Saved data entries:
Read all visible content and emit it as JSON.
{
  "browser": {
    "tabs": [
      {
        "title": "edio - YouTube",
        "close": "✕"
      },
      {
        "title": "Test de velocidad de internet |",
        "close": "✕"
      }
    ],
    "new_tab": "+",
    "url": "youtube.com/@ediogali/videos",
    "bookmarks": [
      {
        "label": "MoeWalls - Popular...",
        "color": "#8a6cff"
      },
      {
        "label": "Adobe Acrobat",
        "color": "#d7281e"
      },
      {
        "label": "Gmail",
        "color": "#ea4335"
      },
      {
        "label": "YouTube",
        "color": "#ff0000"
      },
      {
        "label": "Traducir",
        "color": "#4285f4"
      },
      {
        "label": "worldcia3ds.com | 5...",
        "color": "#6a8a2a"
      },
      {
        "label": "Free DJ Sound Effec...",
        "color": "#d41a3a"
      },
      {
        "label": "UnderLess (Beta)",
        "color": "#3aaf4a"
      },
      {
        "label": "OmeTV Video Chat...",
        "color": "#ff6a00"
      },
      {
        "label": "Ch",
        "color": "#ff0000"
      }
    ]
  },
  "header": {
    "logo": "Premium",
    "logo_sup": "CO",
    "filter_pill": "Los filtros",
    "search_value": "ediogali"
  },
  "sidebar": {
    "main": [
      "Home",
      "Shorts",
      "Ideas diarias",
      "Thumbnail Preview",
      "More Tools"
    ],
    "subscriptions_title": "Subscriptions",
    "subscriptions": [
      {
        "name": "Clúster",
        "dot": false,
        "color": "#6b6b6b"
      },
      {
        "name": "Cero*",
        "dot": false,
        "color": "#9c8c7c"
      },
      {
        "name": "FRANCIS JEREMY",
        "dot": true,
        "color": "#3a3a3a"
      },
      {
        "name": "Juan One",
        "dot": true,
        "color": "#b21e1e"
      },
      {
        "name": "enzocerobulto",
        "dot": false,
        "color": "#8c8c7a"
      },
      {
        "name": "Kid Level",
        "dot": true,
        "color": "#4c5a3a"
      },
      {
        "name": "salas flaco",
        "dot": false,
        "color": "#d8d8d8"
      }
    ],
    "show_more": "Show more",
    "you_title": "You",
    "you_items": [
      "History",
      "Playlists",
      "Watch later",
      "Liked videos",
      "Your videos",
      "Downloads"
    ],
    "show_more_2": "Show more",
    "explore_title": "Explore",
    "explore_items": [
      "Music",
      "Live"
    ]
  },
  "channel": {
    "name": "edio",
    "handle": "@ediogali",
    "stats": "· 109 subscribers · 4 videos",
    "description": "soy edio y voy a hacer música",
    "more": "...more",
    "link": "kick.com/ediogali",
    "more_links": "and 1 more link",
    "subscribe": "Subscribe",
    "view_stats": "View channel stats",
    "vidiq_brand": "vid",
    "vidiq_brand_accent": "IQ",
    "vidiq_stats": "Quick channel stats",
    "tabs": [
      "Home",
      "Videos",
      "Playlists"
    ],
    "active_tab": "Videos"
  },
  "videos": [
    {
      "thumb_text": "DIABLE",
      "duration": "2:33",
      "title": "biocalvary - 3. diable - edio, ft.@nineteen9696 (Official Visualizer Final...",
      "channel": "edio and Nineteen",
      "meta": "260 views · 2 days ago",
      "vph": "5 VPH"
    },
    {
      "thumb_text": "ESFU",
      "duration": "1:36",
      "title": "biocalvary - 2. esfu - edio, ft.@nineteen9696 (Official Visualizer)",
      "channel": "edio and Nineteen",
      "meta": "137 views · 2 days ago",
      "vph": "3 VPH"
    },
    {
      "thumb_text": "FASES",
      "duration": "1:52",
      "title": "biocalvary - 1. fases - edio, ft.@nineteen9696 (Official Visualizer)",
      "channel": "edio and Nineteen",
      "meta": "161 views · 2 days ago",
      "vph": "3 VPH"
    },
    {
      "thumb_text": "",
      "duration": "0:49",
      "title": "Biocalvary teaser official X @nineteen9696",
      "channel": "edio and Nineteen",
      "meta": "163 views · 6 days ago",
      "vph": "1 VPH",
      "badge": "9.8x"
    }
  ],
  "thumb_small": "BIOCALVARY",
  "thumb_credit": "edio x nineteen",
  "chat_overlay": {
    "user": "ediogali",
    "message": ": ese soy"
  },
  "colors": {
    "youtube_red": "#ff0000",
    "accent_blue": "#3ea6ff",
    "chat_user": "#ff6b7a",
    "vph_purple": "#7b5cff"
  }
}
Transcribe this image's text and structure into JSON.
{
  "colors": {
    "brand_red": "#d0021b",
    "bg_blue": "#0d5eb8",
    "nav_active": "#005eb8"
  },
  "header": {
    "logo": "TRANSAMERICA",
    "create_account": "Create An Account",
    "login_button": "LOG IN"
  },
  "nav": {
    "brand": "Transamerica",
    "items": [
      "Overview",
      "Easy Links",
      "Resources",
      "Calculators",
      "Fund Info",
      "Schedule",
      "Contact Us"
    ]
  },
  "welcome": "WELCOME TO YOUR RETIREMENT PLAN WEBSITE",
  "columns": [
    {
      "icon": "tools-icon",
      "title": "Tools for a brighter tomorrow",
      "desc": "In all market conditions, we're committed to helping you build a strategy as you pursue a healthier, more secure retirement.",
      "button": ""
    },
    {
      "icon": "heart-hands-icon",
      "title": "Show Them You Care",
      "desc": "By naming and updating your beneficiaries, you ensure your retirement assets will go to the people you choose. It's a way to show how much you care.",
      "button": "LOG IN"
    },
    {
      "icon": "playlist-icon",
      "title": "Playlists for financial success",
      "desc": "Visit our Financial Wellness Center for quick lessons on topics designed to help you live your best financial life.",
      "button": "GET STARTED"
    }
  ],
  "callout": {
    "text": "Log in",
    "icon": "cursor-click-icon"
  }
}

WHAT NEEDS TO BE DONE: Starting at the line that contains "Transcribe this image's", retype each line through the end of the listing above and nothing else.

CORRECT RESPONSE:
Transcribe this image's text and structure into JSON.
{
  "colors": {
    "brand_red": "#d0021b",
    "bg_blue": "#0d5eb8",
    "nav_active": "#005eb8"
  },
  "header": {
    "logo": "TRANSAMERICA",
    "create_account": "Create An Account",
    "login_button": "LOG IN"
  },
  "nav": {
    "brand": "Transamerica",
    "items": [
      "Overview",
      "Easy Links",
      "Resources",
      "Calculators",
      "Fund Info",
      "Schedule",
      "Contact Us"
    ]
  },
  "welcome": "WELCOME TO YOUR RETIREMENT PLAN WEBSITE",
  "columns": [
    {
      "icon": "tools-icon",
      "title": "Tools for a brighter tomorrow",
      "desc": "In all market conditions, we're committed to helping you build a strategy as you pursue a healthier, more secure retirement.",
      "button": ""
    },
    {
      "icon": "heart-hands-icon",
      "title": "Show Them You Care",
      "desc": "By naming and updating your beneficiaries, you ensure your retirement assets will go to the people you choose. It's a way to show how much you care.",
      "button": "LOG IN"
    },
    {
      "icon": "playlist-icon",
      "title": "Playlists for financial success",
      "desc": "Visit our Financial Wellness Center for quick lessons on topics designed to help you live your best financial life.",
      "button": "GET STARTED"
    }
  ],
  "callout": {
    "text": "Log in",
    "icon": "cursor-click-icon"
  }
}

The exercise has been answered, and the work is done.